%%

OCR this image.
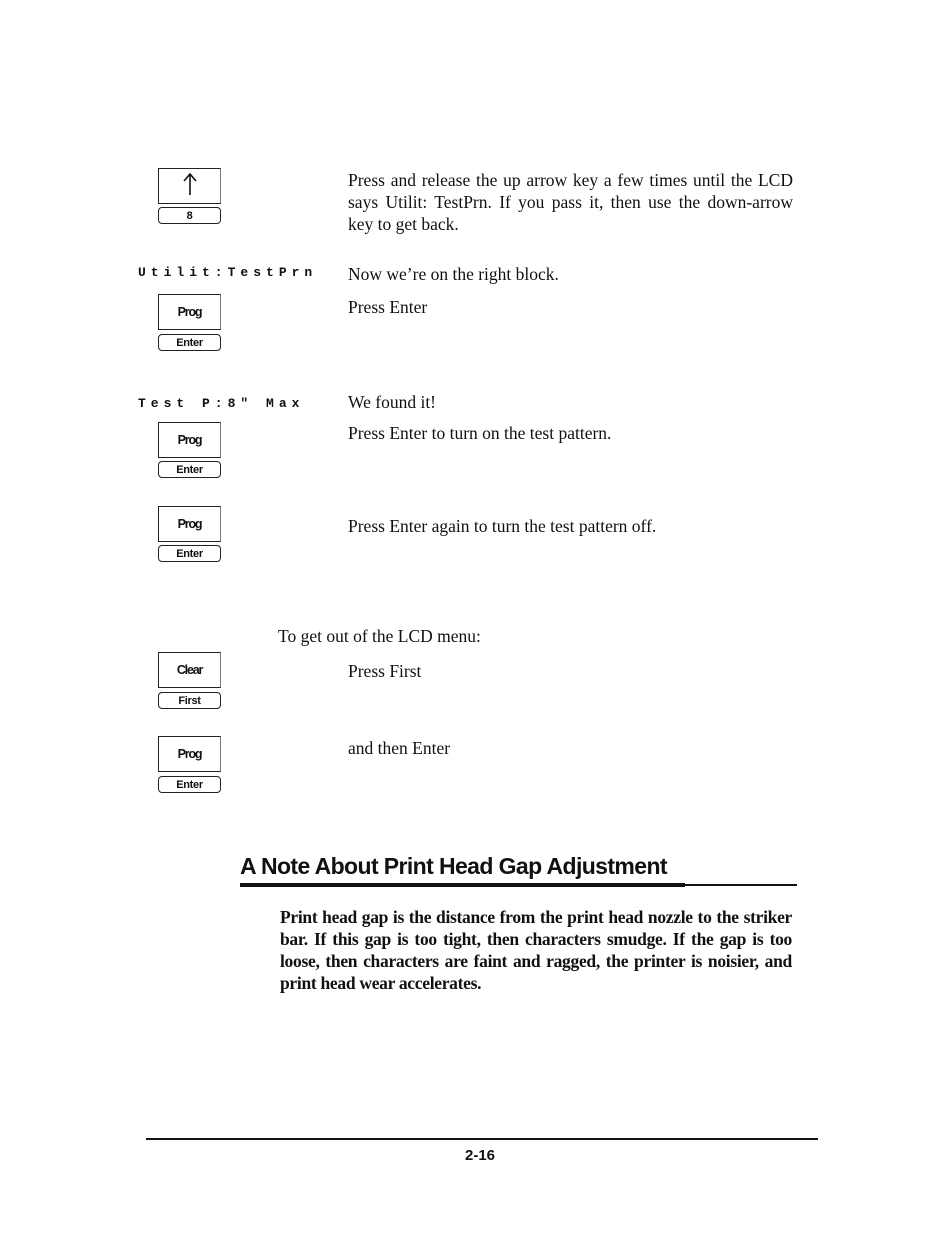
8
Press and release the up arrow key a few times until the LCD says Utilit: TestPrn. If you pass it, then use the down-arrow key to get back.
Utilit:TestPrn Now we’re on the right block.
Press Enter
Prog
Enter
Test P:8" Max We found it!
Press Enter to turn on the test pattern.
Prog
Enter
Prog
Enter
Press Enter again to turn the test pattern off.
To get out of the LCD menu:
Clear
First
Press First
Prog
Enter
and then Enter
A Note About Print Head Gap Adjustment
Print head gap is the distance from the print head nozzle to the striker bar. If this gap is too tight, then characters smudge. If the gap is too loose, then characters are faint and ragged, the printer is noisier, and print head wear accelerates.
2-16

%%

WHAT YOU NEED TO DO: Exclude every picture and copy the remaining data exactly.

RIGHT ANSWER:
OCR this image.
8
Press and release the up arrow key a few times until the LCD says Utilit: TestPrn. If you pass it, then use the down-arrow key to get back.
Utilit:TestPrn Now we’re on the right block.
Press Enter
Prog
Enter
Test P:8" Max We found it!
Press Enter to turn on the test pattern.
Prog
Enter
Prog
Enter
Press Enter again to turn the test pattern off.
To get out of the LCD menu:
Clear
First
Press First
Prog
Enter
and then Enter
A Note About Print Head Gap Adjustment
Print head gap is the distance from the print head nozzle to the striker bar. If this gap is too tight, then characters smudge. If the gap is too loose, then characters are faint and ragged, the printer is noisier, and print head wear accelerates.
2-16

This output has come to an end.